Dataset entries
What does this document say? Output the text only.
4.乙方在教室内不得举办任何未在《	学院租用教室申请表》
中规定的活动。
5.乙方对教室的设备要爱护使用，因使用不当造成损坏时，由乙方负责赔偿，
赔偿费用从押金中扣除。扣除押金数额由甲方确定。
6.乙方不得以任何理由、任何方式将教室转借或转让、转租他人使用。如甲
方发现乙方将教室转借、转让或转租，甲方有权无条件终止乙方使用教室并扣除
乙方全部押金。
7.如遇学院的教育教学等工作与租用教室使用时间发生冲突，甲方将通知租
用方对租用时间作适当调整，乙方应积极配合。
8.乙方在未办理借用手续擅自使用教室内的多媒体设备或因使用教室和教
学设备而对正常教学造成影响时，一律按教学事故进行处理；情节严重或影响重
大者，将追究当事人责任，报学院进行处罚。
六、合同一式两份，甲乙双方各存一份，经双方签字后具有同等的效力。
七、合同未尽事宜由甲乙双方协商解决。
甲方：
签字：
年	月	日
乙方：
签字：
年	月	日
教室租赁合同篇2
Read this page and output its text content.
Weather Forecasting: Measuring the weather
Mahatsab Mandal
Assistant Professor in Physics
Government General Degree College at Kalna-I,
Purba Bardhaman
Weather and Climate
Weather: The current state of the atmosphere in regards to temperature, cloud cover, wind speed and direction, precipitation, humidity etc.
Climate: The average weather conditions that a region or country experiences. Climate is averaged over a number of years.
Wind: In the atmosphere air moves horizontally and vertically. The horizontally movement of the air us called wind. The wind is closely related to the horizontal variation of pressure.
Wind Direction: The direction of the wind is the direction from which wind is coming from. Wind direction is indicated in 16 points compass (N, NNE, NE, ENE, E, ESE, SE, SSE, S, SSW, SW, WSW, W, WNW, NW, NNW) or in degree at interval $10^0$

WHAT TO WORK ON:
Go through the records and pull out each line that includes the word "this".

OUTPUT OF THE EXERCISE:
What does this document say? Output the text only.
Read this page and output its text content.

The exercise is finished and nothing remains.